[Exercise] Repeat the whole listing below, word for word.

[Data supplied]
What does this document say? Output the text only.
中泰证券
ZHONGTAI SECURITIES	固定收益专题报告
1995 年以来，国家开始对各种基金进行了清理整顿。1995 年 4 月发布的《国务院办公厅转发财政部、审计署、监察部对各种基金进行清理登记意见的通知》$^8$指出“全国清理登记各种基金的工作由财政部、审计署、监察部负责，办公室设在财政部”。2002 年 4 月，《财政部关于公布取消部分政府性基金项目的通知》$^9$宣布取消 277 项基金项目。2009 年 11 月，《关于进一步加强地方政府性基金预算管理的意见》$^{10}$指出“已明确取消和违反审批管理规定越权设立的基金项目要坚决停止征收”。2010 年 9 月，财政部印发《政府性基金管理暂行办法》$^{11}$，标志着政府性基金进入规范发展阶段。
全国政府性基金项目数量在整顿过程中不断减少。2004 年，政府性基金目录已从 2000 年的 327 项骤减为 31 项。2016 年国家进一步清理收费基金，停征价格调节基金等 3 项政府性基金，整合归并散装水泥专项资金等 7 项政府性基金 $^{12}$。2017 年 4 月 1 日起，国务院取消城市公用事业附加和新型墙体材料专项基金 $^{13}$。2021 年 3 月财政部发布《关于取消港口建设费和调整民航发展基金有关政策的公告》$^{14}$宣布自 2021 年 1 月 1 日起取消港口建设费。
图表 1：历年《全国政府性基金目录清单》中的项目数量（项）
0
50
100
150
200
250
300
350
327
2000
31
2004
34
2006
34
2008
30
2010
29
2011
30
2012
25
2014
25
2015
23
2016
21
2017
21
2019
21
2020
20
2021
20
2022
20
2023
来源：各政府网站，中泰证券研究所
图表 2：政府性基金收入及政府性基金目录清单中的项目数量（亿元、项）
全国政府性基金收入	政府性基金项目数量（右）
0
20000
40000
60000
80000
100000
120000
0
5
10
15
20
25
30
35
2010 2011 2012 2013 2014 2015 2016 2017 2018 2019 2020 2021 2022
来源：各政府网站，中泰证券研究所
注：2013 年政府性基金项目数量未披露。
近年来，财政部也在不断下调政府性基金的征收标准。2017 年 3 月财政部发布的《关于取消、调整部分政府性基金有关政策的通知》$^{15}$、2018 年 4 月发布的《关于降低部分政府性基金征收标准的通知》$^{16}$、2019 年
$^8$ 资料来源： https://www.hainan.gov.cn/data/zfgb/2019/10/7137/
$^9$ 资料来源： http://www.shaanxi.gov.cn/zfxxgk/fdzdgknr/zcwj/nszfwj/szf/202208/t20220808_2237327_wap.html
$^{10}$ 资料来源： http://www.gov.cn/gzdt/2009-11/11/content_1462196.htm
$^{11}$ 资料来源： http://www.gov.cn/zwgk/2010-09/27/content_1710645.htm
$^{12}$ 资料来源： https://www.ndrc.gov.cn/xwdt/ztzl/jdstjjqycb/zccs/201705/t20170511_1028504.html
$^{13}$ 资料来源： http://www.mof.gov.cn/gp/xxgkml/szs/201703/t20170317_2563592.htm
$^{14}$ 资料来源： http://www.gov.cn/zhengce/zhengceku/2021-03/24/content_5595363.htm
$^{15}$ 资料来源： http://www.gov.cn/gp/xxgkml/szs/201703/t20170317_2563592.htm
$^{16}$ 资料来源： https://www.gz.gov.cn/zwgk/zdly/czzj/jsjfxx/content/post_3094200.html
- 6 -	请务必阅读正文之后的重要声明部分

[Full output]
What does this document say? Output the text only.
中泰证券
ZHONGTAI SECURITIES	固定收益专题报告
1995 年以来，国家开始对各种基金进行了清理整顿。1995 年 4 月发布的《国务院办公厅转发财政部、审计署、监察部对各种基金进行清理登记意见的通知》$^8$指出“全国清理登记各种基金的工作由财政部、审计署、监察部负责，办公室设在财政部”。2002 年 4 月，《财政部关于公布取消部分政府性基金项目的通知》$^9$宣布取消 277 项基金项目。2009 年 11 月，《关于进一步加强地方政府性基金预算管理的意见》$^{10}$指出“已明确取消和违反审批管理规定越权设立的基金项目要坚决停止征收”。2010 年 9 月，财政部印发《政府性基金管理暂行办法》$^{11}$，标志着政府性基金进入规范发展阶段。
全国政府性基金项目数量在整顿过程中不断减少。2004 年，政府性基金目录已从 2000 年的 327 项骤减为 31 项。2016 年国家进一步清理收费基金，停征价格调节基金等 3 项政府性基金，整合归并散装水泥专项资金等 7 项政府性基金 $^{12}$。2017 年 4 月 1 日起，国务院取消城市公用事业附加和新型墙体材料专项基金 $^{13}$。2021 年 3 月财政部发布《关于取消港口建设费和调整民航发展基金有关政策的公告》$^{14}$宣布自 2021 年 1 月 1 日起取消港口建设费。
图表 1：历年《全国政府性基金目录清单》中的项目数量（项）
0
50
100
150
200
250
300
350
327
2000
31
2004
34
2006
34
2008
30
2010
29
2011
30
2012
25
2014
25
2015
23
2016
21
2017
21
2019
21
2020
20
2021
20
2022
20
2023
来源：各政府网站，中泰证券研究所
图表 2：政府性基金收入及政府性基金目录清单中的项目数量（亿元、项）
全国政府性基金收入	政府性基金项目数量（右）
0
20000
40000
60000
80000
100000
120000
0
5
10
15
20
25
30
35
2010 2011 2012 2013 2014 2015 2016 2017 2018 2019 2020 2021 2022
来源：各政府网站，中泰证券研究所
注：2013 年政府性基金项目数量未披露。
近年来，财政部也在不断下调政府性基金的征收标准。2017 年 3 月财政部发布的《关于取消、调整部分政府性基金有关政策的通知》$^{15}$、2018 年 4 月发布的《关于降低部分政府性基金征收标准的通知》$^{16}$、2019 年
$^8$ 资料来源： https://www.hainan.gov.cn/data/zfgb/2019/10/7137/
$^9$ 资料来源： http://www.shaanxi.gov.cn/zfxxgk/fdzdgknr/zcwj/nszfwj/szf/202208/t20220808_2237327_wap.html
$^{10}$ 资料来源： http://www.gov.cn/gzdt/2009-11/11/content_1462196.htm
$^{11}$ 资料来源： http://www.gov.cn/zwgk/2010-09/27/content_1710645.htm
$^{12}$ 资料来源： https://www.ndrc.gov.cn/xwdt/ztzl/jdstjjqycb/zccs/201705/t20170511_1028504.html
$^{13}$ 资料来源： http://www.mof.gov.cn/gp/xxgkml/szs/201703/t20170317_2563592.htm
$^{14}$ 资料来源： http://www.gov.cn/zhengce/zhengceku/2021-03/24/content_5595363.htm
$^{15}$ 资料来源： http://www.gov.cn/gp/xxgkml/szs/201703/t20170317_2563592.htm
$^{16}$ 资料来源： https://www.gz.gov.cn/zwgk/zdly/czzj/jsjfxx/content/post_3094200.html
- 6 -	请务必阅读正文之后的重要声明部分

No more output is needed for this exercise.